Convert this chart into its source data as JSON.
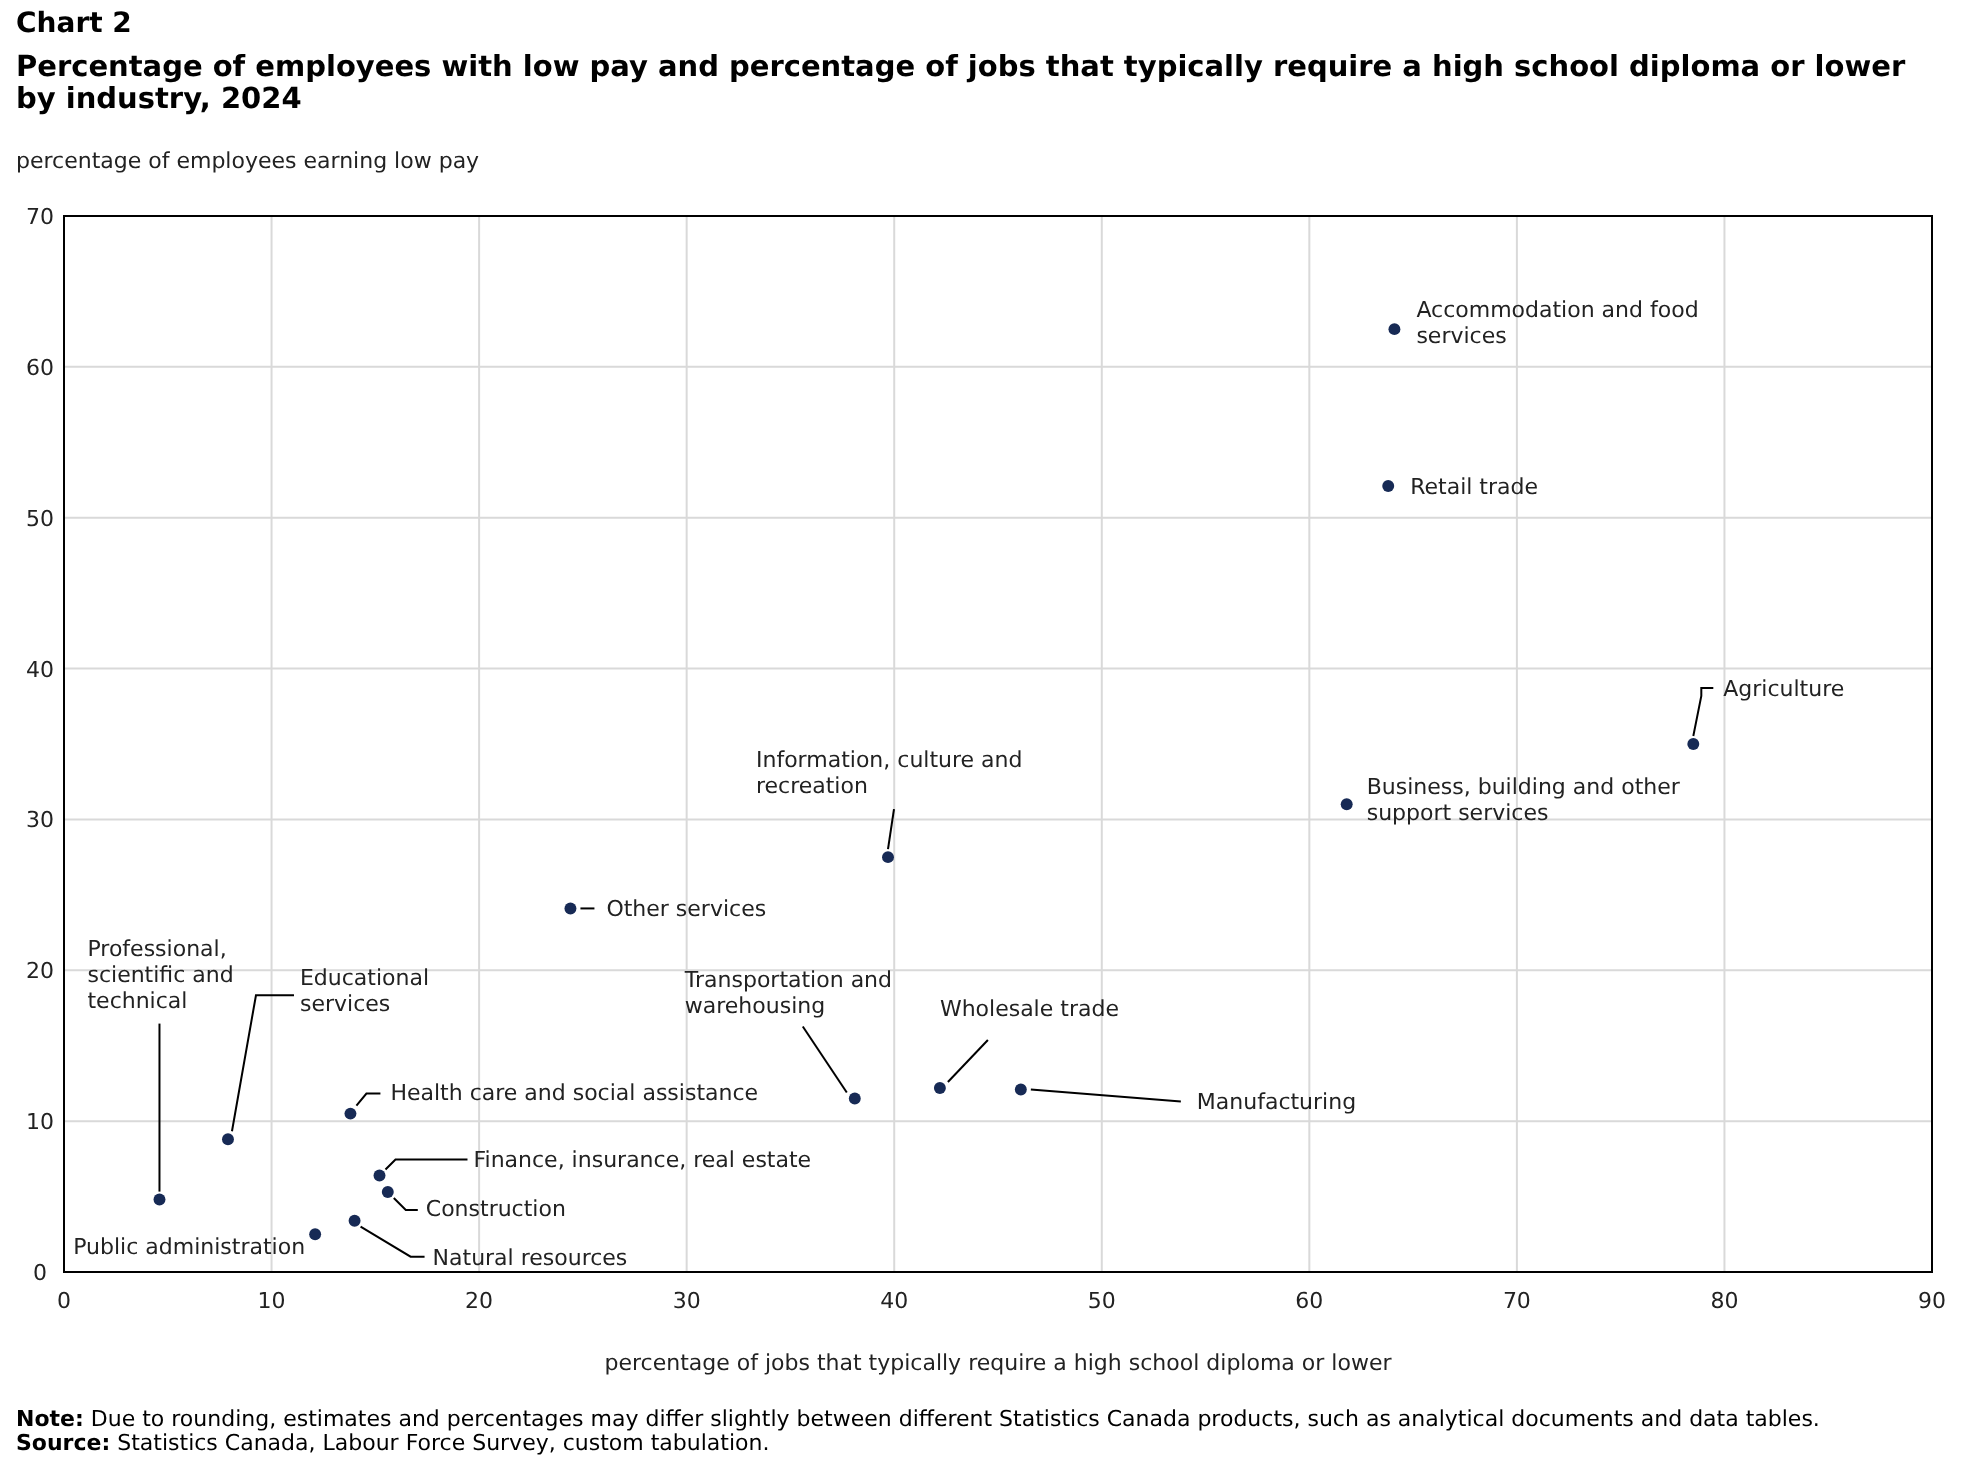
{
  "chart_data": {
    "type": "scatter",
    "title": "Chart 2",
    "subtitle": "Percentage of employees with low pay and percentage of jobs that typically require a high school diploma or lower by industry, 2024",
    "xlabel": "percentage of jobs that typically require a high school diploma or lower",
    "ylabel": "percentage of employees earning low pay",
    "x": [
      64.1,
      63.8,
      78.5,
      61.8,
      39.7,
      24.4,
      38.1,
      42.2,
      46.1,
      13.8,
      7.9,
      4.6,
      15.2,
      15.6,
      14.0,
      12.1
    ],
    "series": [
      {
        "color": "#172a55",
        "values": [
          62.5,
          52.1,
          35.0,
          31.0,
          27.5,
          24.1,
          11.5,
          12.2,
          12.1,
          10.5,
          8.8,
          4.8,
          6.4,
          5.3,
          3.4,
          2.5
        ]
      }
    ],
    "xlim": [
      0,
      90
    ],
    "xticks": [
      0,
      10,
      20,
      30,
      40,
      50,
      60,
      70,
      80,
      90
    ],
    "ylim": [
      0,
      70
    ],
    "yticks": [
      0,
      10,
      20,
      30,
      40,
      50,
      60,
      70
    ],
    "grid": true,
    "marker": "circle",
    "annotations": [
      {
        "text": "Accommodation and food services",
        "x": 64.1,
        "y": 62.5
      },
      {
        "text": "Retail trade",
        "x": 63.8,
        "y": 52.1
      },
      {
        "text": "Agriculture",
        "x": 78.5,
        "y": 35.0
      },
      {
        "text": "Business, building and other support services",
        "x": 61.8,
        "y": 31.0
      },
      {
        "text": "Information, culture and recreation",
        "x": 39.7,
        "y": 27.5
      },
      {
        "text": "Other services",
        "x": 24.4,
        "y": 24.1
      },
      {
        "text": "Transportation and warehousing",
        "x": 38.1,
        "y": 11.5
      },
      {
        "text": "Wholesale trade",
        "x": 42.2,
        "y": 12.2
      },
      {
        "text": "Manufacturing",
        "x": 46.1,
        "y": 12.1
      },
      {
        "text": "Health care and social assistance",
        "x": 13.8,
        "y": 10.5
      },
      {
        "text": "Educational services",
        "x": 7.9,
        "y": 8.8
      },
      {
        "text": "Professional, scientific and technical",
        "x": 4.6,
        "y": 4.8
      },
      {
        "text": "Finance, insurance, real estate",
        "x": 15.2,
        "y": 6.4
      },
      {
        "text": "Construction",
        "x": 15.6,
        "y": 5.3
      },
      {
        "text": "Natural resources",
        "x": 14.0,
        "y": 3.4
      },
      {
        "text": "Public administration",
        "x": 12.1,
        "y": 2.5
      },
      "Note: Due to rounding, estimates and percentages may differ slightly between different Statistics Canada products, such as analytical documents and data tables.",
      "Source: Statistics Canada, Labour Force Survey, custom tabulation."
    ]
  }
}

__________

■ EXERCISE DETAILS
Leaving all pictures aside, quote each record exactly.

■ RESULT OF THE TASK
Convert this chart into its source data as JSON.
{
  "chart_data": {
    "type": "scatter",
    "title": "Chart 2",
    "subtitle": "Percentage of employees with low pay and percentage of jobs that typically require a high school diploma or lower by industry, 2024",
    "xlabel": "percentage of jobs that typically require a high school diploma or lower",
    "ylabel": "percentage of employees earning low pay",
    "x": [
      64.1,
      63.8,
      78.5,
      61.8,
      39.7,
      24.4,
      38.1,
      42.2,
      46.1,
      13.8,
      7.9,
      4.6,
      15.2,
      15.6,
      14.0,
      12.1
    ],
    "series": [
      {
        "color": "#172a55",
        "values": [
          62.5,
          52.1,
          35.0,
          31.0,
          27.5,
          24.1,
          11.5,
          12.2,
          12.1,
          10.5,
          8.8,
          4.8,
          6.4,
          5.3,
          3.4,
          2.5
        ]
      }
    ],
    "xlim": [
      0,
      90
    ],
    "xticks": [
      0,
      10,
      20,
      30,
      40,
      50,
      60,
      70,
      80,
      90
    ],
    "ylim": [
      0,
      70
    ],
    "yticks": [
      0,
      10,
      20,
      30,
      40,
      50,
      60,
      70
    ],
    "grid": true,
    "marker": "circle",
    "annotations": [
      {
        "text": "Accommodation and food services",
        "x": 64.1,
        "y": 62.5
      },
      {
        "text": "Retail trade",
        "x": 63.8,
        "y": 52.1
      },
      {
        "text": "Agriculture",
        "x": 78.5,
        "y": 35.0
      },
      {
        "text": "Business, building and other support services",
        "x": 61.8,
        "y": 31.0
      },
      {
        "text": "Information, culture and recreation",
        "x": 39.7,
        "y": 27.5
      },
      {
        "text": "Other services",
        "x": 24.4,
        "y": 24.1
      },
      {
        "text": "Transportation and warehousing",
        "x": 38.1,
        "y": 11.5
      },
      {
        "text": "Wholesale trade",
        "x": 42.2,
        "y": 12.2
      },
      {
        "text": "Manufacturing",
        "x": 46.1,
        "y": 12.1
      },
      {
        "text": "Health care and social assistance",
        "x": 13.8,
        "y": 10.5
      },
      {
        "text": "Educational services",
        "x": 7.9,
        "y": 8.8
      },
      {
        "text": "Professional, scientific and technical",
        "x": 4.6,
        "y": 4.8
      },
      {
        "text": "Finance, insurance, real estate",
        "x": 15.2,
        "y": 6.4
      },
      {
        "text": "Construction",
        "x": 15.6,
        "y": 5.3
      },
      {
        "text": "Natural resources",
        "x": 14.0,
        "y": 3.4
      },
      {
        "text": "Public administration",
        "x": 12.1,
        "y": 2.5
      },
      "Note: Due to rounding, estimates and percentages may differ slightly between different Statistics Canada products, such as analytical documents and data tables.",
      "Source: Statistics Canada, Labour Force Survey, custom tabulation."
    ]
  }
}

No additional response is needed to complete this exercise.